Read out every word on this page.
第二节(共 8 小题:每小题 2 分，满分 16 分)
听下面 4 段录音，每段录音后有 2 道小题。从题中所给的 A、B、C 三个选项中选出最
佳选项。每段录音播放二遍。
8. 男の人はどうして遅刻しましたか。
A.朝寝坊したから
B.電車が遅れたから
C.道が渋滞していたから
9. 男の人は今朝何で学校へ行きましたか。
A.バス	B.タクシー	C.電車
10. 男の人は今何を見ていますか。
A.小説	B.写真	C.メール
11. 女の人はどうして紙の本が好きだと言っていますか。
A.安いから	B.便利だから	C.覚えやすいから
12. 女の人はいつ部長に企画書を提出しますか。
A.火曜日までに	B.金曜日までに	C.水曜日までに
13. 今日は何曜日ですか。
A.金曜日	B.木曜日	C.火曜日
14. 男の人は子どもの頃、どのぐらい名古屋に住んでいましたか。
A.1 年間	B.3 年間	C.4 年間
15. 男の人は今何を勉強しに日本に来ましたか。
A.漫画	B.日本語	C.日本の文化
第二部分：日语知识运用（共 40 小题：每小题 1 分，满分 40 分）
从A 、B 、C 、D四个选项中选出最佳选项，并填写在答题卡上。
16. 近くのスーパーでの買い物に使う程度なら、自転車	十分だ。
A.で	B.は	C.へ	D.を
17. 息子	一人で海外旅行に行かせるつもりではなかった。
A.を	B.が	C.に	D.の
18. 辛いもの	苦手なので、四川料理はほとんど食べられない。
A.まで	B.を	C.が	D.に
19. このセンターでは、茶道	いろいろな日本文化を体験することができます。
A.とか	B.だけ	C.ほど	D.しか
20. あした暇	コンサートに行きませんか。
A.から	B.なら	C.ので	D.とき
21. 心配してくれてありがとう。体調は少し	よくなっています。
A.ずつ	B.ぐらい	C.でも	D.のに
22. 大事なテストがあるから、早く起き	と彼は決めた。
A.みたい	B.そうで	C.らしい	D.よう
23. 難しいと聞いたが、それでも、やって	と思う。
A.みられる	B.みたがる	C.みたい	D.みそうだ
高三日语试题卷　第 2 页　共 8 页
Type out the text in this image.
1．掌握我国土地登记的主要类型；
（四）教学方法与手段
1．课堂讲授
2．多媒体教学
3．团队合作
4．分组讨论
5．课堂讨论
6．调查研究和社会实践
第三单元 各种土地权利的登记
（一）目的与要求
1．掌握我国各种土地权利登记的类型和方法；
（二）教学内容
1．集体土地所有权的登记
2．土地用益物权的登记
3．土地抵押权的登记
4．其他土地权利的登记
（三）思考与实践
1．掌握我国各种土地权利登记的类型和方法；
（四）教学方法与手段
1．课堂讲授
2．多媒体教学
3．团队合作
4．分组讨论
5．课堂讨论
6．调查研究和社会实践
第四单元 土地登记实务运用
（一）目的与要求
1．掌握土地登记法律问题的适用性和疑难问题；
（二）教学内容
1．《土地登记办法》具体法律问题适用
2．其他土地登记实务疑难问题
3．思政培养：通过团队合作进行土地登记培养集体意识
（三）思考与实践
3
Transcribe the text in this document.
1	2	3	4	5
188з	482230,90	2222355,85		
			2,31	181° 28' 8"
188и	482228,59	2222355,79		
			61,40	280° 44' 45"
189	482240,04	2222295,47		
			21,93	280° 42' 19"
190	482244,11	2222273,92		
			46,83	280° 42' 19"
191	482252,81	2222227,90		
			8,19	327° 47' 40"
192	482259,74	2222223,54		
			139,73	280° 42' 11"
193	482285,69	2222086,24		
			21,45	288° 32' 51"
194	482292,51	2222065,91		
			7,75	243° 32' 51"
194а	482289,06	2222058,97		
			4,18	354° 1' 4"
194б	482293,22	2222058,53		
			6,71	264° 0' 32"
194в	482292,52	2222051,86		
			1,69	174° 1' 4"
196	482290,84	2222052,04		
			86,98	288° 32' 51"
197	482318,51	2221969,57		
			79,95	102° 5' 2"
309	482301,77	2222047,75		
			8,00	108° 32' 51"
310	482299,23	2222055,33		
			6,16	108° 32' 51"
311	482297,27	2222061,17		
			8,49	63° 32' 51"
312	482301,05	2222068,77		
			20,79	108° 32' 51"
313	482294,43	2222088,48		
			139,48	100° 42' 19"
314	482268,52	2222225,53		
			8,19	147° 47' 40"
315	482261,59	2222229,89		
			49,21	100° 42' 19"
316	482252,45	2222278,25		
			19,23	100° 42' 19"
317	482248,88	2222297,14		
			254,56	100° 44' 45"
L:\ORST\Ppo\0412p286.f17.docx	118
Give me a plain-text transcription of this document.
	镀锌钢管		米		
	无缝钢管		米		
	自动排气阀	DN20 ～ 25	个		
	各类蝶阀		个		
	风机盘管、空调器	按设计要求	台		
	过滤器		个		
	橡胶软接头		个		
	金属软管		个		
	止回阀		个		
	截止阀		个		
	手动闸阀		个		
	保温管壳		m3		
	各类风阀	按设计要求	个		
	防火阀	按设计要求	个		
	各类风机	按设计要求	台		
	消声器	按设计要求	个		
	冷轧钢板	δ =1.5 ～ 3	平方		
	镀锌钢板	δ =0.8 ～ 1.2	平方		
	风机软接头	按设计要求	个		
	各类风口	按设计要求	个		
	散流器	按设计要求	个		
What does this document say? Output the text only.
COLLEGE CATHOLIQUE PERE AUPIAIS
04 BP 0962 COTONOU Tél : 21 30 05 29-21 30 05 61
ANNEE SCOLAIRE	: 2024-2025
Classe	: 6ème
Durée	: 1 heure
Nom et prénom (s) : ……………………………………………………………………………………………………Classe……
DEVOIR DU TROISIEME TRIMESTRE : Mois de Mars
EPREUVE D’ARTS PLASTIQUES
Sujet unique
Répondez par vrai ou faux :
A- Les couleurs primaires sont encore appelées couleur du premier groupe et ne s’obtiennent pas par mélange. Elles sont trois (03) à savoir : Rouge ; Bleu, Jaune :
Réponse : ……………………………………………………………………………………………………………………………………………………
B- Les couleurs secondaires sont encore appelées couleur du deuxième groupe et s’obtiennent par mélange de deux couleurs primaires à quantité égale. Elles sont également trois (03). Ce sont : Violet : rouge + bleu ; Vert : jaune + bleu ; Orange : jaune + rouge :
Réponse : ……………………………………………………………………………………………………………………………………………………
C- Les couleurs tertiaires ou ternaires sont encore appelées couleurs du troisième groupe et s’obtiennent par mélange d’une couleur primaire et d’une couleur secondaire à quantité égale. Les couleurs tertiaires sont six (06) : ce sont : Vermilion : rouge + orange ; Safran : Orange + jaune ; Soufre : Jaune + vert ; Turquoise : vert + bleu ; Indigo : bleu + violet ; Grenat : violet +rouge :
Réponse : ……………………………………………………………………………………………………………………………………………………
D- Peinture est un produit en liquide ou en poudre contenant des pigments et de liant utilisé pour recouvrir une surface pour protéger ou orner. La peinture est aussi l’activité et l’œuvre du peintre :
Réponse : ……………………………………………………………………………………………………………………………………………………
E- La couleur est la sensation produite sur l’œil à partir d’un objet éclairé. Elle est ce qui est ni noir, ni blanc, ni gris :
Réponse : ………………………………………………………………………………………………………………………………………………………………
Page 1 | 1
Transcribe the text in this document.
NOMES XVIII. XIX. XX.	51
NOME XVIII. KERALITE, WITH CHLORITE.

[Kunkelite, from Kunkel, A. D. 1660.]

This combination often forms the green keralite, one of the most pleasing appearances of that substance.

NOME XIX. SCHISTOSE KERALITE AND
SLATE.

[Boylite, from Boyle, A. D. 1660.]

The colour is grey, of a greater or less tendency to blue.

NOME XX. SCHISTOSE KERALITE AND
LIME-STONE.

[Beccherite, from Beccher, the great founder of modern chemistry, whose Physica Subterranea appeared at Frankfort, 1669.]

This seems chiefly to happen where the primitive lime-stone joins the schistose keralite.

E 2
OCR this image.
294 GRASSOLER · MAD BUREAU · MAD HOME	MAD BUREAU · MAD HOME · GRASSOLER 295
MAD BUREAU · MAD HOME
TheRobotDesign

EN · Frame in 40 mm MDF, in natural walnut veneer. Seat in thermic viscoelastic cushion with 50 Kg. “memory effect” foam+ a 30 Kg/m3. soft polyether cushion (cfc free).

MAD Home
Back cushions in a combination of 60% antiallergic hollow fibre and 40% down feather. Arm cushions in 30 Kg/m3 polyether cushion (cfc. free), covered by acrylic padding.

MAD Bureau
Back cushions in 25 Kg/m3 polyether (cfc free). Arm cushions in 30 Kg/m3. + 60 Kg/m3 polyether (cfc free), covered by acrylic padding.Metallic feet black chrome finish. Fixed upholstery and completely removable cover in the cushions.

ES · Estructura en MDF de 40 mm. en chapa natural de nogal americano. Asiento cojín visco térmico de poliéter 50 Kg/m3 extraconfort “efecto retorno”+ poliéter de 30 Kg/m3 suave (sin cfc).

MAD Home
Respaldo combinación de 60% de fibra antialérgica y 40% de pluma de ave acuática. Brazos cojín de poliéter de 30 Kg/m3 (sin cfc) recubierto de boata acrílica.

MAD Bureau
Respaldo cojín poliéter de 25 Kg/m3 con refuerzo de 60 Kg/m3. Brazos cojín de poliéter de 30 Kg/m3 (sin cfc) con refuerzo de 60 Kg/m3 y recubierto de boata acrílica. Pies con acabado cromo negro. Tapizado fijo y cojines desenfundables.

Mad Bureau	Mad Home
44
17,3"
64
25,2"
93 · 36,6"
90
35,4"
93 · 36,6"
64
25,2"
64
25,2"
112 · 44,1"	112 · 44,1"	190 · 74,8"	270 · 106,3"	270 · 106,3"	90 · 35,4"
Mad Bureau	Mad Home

--- --- ---

# What needs to be done
Return each line that includes "Brazos".

# Finished task
Respaldo combinación de 60% de fibra antialérgica y 40% de pluma de ave acuática. Brazos cojín de poliéter de 30 Kg/m3 (sin cfc) recubierto de boata acrílica.
Respaldo cojín poliéter de 25 Kg/m3 con refuerzo de 60 Kg/m3. Brazos cojín de poliéter de 30 Kg/m3 (sin cfc) con refuerzo de 60 Kg/m3 y recubierto de boata acrílica. Pies con acabado cromo negro. Tapizado fijo y cojines desenfundables.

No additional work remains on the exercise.